> Description of the task
Could you write out the records below exactly as they appear, leaving out any pictures?
— START OF Extracted information —
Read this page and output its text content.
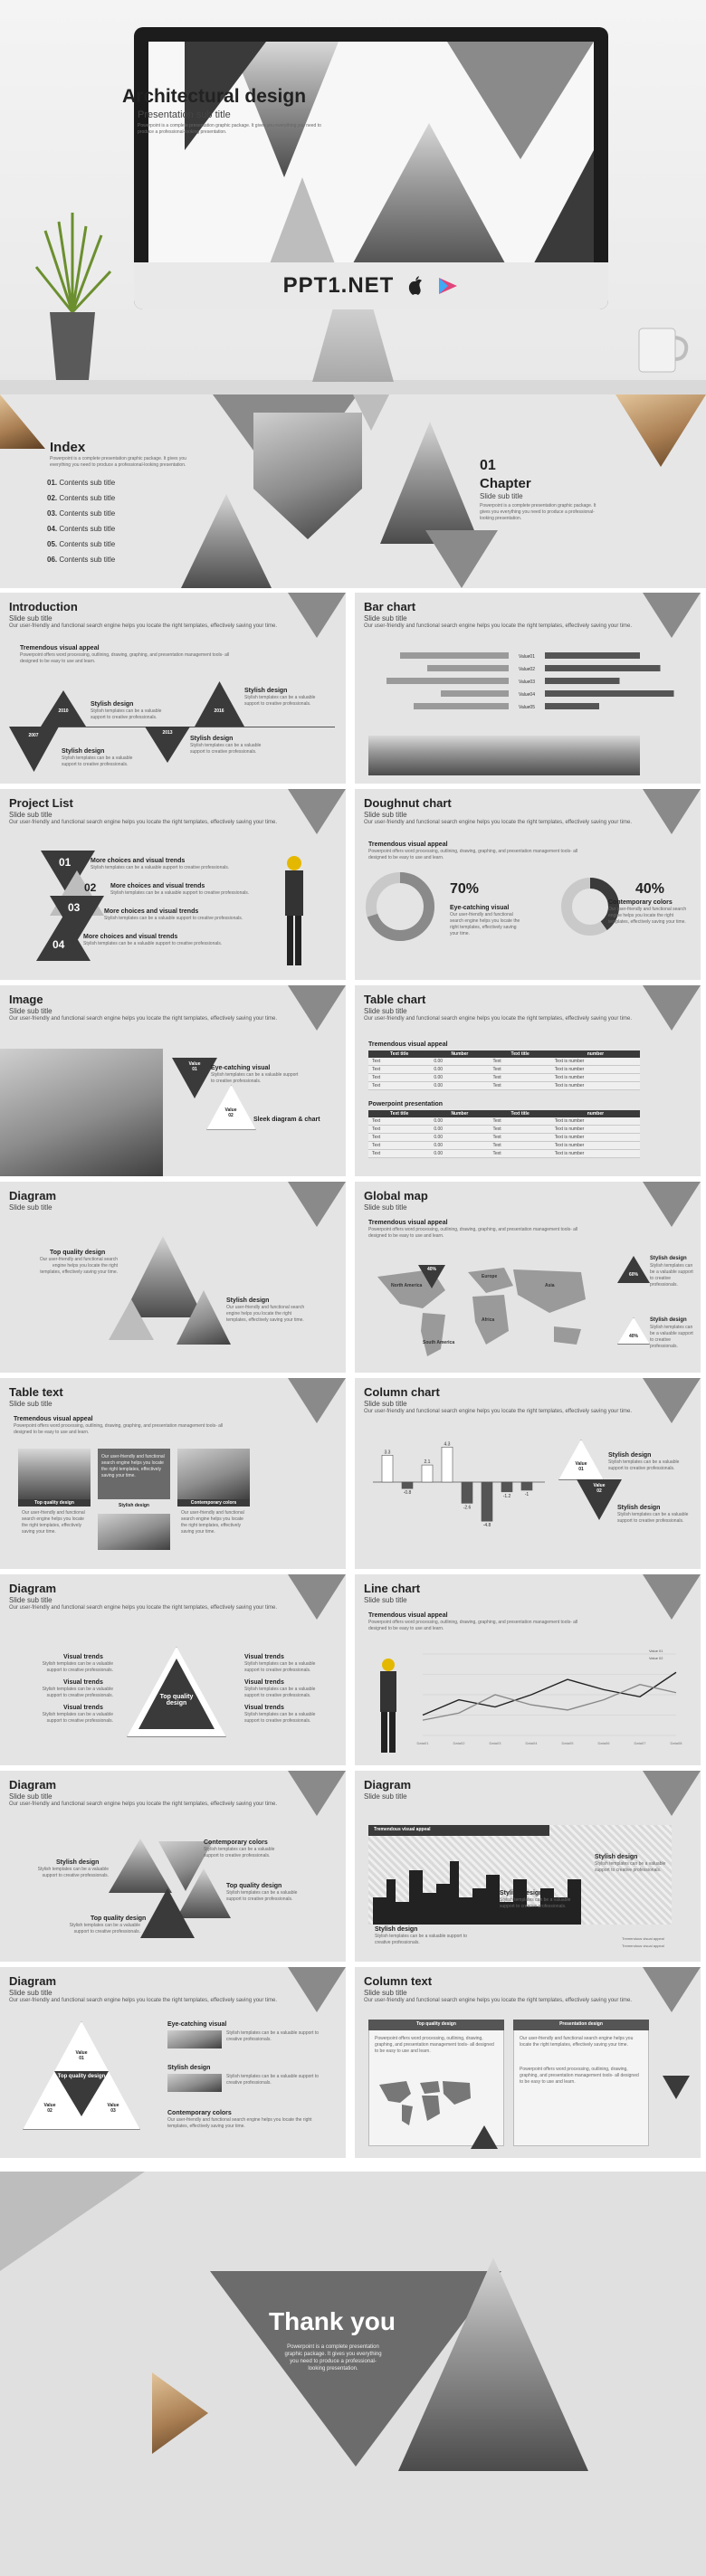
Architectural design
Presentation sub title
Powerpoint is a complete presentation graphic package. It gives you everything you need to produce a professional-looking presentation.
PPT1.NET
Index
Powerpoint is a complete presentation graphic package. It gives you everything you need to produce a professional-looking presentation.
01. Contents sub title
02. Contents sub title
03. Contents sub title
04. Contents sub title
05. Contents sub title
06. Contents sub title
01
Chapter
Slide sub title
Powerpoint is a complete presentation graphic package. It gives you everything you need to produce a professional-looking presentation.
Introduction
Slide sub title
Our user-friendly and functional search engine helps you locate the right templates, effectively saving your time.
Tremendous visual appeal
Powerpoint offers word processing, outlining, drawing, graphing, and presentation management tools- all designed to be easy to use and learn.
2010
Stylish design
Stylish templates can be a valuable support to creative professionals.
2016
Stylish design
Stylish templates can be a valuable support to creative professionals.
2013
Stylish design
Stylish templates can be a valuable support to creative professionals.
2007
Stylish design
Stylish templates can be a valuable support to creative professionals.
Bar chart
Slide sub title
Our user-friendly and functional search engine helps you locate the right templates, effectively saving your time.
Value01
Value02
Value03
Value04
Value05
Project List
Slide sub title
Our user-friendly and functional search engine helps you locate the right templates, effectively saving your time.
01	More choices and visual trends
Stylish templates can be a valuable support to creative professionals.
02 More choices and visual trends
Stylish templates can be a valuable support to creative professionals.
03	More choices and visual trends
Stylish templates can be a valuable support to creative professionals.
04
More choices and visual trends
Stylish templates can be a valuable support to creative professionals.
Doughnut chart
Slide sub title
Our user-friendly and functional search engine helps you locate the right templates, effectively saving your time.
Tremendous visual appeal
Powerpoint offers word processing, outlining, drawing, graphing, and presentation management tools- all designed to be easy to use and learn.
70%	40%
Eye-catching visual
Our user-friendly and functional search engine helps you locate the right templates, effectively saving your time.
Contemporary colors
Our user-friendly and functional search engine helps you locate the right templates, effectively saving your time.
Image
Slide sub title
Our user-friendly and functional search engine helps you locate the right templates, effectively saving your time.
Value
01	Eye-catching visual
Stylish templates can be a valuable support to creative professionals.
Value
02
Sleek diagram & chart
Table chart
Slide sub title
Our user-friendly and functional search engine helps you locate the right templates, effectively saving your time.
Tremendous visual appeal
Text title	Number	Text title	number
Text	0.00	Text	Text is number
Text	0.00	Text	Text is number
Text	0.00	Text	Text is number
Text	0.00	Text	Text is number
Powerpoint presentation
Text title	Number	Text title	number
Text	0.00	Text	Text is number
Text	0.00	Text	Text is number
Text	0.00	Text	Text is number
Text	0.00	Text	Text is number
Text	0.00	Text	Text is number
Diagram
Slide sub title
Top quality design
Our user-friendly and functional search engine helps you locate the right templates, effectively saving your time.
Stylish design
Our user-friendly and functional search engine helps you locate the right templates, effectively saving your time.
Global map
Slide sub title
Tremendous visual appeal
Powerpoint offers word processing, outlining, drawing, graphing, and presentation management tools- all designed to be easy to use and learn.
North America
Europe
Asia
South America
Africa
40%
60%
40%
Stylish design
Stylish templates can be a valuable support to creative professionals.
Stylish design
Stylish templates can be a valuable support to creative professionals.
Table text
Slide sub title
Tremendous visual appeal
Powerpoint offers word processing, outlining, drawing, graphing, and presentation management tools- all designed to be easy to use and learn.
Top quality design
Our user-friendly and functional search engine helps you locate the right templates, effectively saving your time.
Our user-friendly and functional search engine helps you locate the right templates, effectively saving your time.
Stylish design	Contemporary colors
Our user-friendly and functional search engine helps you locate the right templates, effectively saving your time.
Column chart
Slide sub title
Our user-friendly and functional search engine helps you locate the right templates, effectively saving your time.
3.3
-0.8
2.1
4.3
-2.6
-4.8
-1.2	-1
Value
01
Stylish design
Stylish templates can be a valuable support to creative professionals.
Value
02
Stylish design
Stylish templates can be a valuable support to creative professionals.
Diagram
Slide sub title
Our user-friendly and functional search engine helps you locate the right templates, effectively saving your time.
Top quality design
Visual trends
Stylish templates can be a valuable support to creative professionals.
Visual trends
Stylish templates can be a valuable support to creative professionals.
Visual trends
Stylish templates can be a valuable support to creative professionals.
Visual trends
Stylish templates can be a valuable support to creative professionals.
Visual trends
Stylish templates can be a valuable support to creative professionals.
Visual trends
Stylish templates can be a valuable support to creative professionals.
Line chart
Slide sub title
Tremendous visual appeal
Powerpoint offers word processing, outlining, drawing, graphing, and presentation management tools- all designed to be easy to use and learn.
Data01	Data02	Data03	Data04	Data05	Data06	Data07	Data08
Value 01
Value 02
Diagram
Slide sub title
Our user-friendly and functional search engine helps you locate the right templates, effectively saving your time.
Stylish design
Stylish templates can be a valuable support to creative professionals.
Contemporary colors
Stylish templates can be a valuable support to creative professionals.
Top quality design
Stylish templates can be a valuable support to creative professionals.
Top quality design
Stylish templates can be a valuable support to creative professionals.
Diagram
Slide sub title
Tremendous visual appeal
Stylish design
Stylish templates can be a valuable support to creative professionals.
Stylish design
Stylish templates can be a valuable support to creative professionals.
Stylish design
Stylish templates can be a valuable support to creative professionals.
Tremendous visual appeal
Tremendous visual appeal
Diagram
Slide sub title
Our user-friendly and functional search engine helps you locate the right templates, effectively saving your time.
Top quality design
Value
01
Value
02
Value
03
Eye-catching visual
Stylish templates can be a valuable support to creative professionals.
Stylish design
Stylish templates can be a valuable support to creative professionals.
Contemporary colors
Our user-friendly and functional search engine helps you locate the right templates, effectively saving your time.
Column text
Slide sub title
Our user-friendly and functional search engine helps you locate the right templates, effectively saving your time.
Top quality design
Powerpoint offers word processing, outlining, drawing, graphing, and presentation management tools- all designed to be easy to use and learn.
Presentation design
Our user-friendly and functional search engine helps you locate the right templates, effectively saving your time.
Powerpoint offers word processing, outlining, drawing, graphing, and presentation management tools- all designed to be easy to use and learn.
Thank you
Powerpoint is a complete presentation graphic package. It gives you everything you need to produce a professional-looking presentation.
— END OF Extracted information —
> Answer to this exercise
Read this page and output its text content.
Architectural design
Presentation sub title
Powerpoint is a complete presentation graphic package. It gives you everything you need to produce a professional-looking presentation.
PPT1.NET
Index
Powerpoint is a complete presentation graphic package. It gives you everything you need to produce a professional-looking presentation.
01. Contents sub title
02. Contents sub title
03. Contents sub title
04. Contents sub title
05. Contents sub title
06. Contents sub title
01
Chapter
Slide sub title
Powerpoint is a complete presentation graphic package. It gives you everything you need to produce a professional-looking presentation.
Introduction
Slide sub title
Our user-friendly and functional search engine helps you locate the right templates, effectively saving your time.
Tremendous visual appeal
Powerpoint offers word processing, outlining, drawing, graphing, and presentation management tools- all designed to be easy to use and learn.
2010
Stylish design
Stylish templates can be a valuable support to creative professionals.
2016
Stylish design
Stylish templates can be a valuable support to creative professionals.
2013
Stylish design
Stylish templates can be a valuable support to creative professionals.
2007
Stylish design
Stylish templates can be a valuable support to creative professionals.
Bar chart
Slide sub title
Our user-friendly and functional search engine helps you locate the right templates, effectively saving your time.
Value01
Value02
Value03
Value04
Value05
Project List
Slide sub title
Our user-friendly and functional search engine helps you locate the right templates, effectively saving your time.
01	More choices and visual trends
Stylish templates can be a valuable support to creative professionals.
02 More choices and visual trends
Stylish templates can be a valuable support to creative professionals.
03	More choices and visual trends
Stylish templates can be a valuable support to creative professionals.
04
More choices and visual trends
Stylish templates can be a valuable support to creative professionals.
Doughnut chart
Slide sub title
Our user-friendly and functional search engine helps you locate the right templates, effectively saving your time.
Tremendous visual appeal
Powerpoint offers word processing, outlining, drawing, graphing, and presentation management tools- all designed to be easy to use and learn.
70%	40%
Eye-catching visual
Our user-friendly and functional search engine helps you locate the right templates, effectively saving your time.
Contemporary colors
Our user-friendly and functional search engine helps you locate the right templates, effectively saving your time.
Image
Slide sub title
Our user-friendly and functional search engine helps you locate the right templates, effectively saving your time.
Value
01	Eye-catching visual
Stylish templates can be a valuable support to creative professionals.
Value
02
Sleek diagram & chart
Table chart
Slide sub title
Our user-friendly and functional search engine helps you locate the right templates, effectively saving your time.
Tremendous visual appeal
Text title	Number	Text title	number
Text	0.00	Text	Text is number
Text	0.00	Text	Text is number
Text	0.00	Text	Text is number
Text	0.00	Text	Text is number
Powerpoint presentation
Text title	Number	Text title	number
Text	0.00	Text	Text is number
Text	0.00	Text	Text is number
Text	0.00	Text	Text is number
Text	0.00	Text	Text is number
Text	0.00	Text	Text is number
Diagram
Slide sub title
Top quality design
Our user-friendly and functional search engine helps you locate the right templates, effectively saving your time.
Stylish design
Our user-friendly and functional search engine helps you locate the right templates, effectively saving your time.
Global map
Slide sub title
Tremendous visual appeal
Powerpoint offers word processing, outlining, drawing, graphing, and presentation management tools- all designed to be easy to use and learn.
North America
Europe
Asia
South America
Africa
40%
60%
40%
Stylish design
Stylish templates can be a valuable support to creative professionals.
Stylish design
Stylish templates can be a valuable support to creative professionals.
Table text
Slide sub title
Tremendous visual appeal
Powerpoint offers word processing, outlining, drawing, graphing, and presentation management tools- all designed to be easy to use and learn.
Top quality design
Our user-friendly and functional search engine helps you locate the right templates, effectively saving your time.
Our user-friendly and functional search engine helps you locate the right templates, effectively saving your time.
Stylish design	Contemporary colors
Our user-friendly and functional search engine helps you locate the right templates, effectively saving your time.
Column chart
Slide sub title
Our user-friendly and functional search engine helps you locate the right templates, effectively saving your time.
3.3
-0.8
2.1
4.3
-2.6
-4.8
-1.2	-1
Value
01
Stylish design
Stylish templates can be a valuable support to creative professionals.
Value
02
Stylish design
Stylish templates can be a valuable support to creative professionals.
Diagram
Slide sub title
Our user-friendly and functional search engine helps you locate the right templates, effectively saving your time.
Top quality design
Visual trends
Stylish templates can be a valuable support to creative professionals.
Visual trends
Stylish templates can be a valuable support to creative professionals.
Visual trends
Stylish templates can be a valuable support to creative professionals.
Visual trends
Stylish templates can be a valuable support to creative professionals.
Visual trends
Stylish templates can be a valuable support to creative professionals.
Visual trends
Stylish templates can be a valuable support to creative professionals.
Line chart
Slide sub title
Tremendous visual appeal
Powerpoint offers word processing, outlining, drawing, graphing, and presentation management tools- all designed to be easy to use and learn.
Data01	Data02	Data03	Data04	Data05	Data06	Data07	Data08
Value 01
Value 02
Diagram
Slide sub title
Our user-friendly and functional search engine helps you locate the right templates, effectively saving your time.
Stylish design
Stylish templates can be a valuable support to creative professionals.
Contemporary colors
Stylish templates can be a valuable support to creative professionals.
Top quality design
Stylish templates can be a valuable support to creative professionals.
Top quality design
Stylish templates can be a valuable support to creative professionals.
Diagram
Slide sub title
Tremendous visual appeal
Stylish design
Stylish templates can be a valuable support to creative professionals.
Stylish design
Stylish templates can be a valuable support to creative professionals.
Stylish design
Stylish templates can be a valuable support to creative professionals.
Tremendous visual appeal
Tremendous visual appeal
Diagram
Slide sub title
Our user-friendly and functional search engine helps you locate the right templates, effectively saving your time.
Top quality design
Value
01
Value
02
Value
03
Eye-catching visual
Stylish templates can be a valuable support to creative professionals.
Stylish design
Stylish templates can be a valuable support to creative professionals.
Contemporary colors
Our user-friendly and functional search engine helps you locate the right templates, effectively saving your time.
Column text
Slide sub title
Our user-friendly and functional search engine helps you locate the right templates, effectively saving your time.
Top quality design
Powerpoint offers word processing, outlining, drawing, graphing, and presentation management tools- all designed to be easy to use and learn.
Presentation design
Our user-friendly and functional search engine helps you locate the right templates, effectively saving your time.
Powerpoint offers word processing, outlining, drawing, graphing, and presentation management tools- all designed to be easy to use and learn.
Thank you
Powerpoint is a complete presentation graphic package. It gives you everything you need to produce a professional-looking presentation.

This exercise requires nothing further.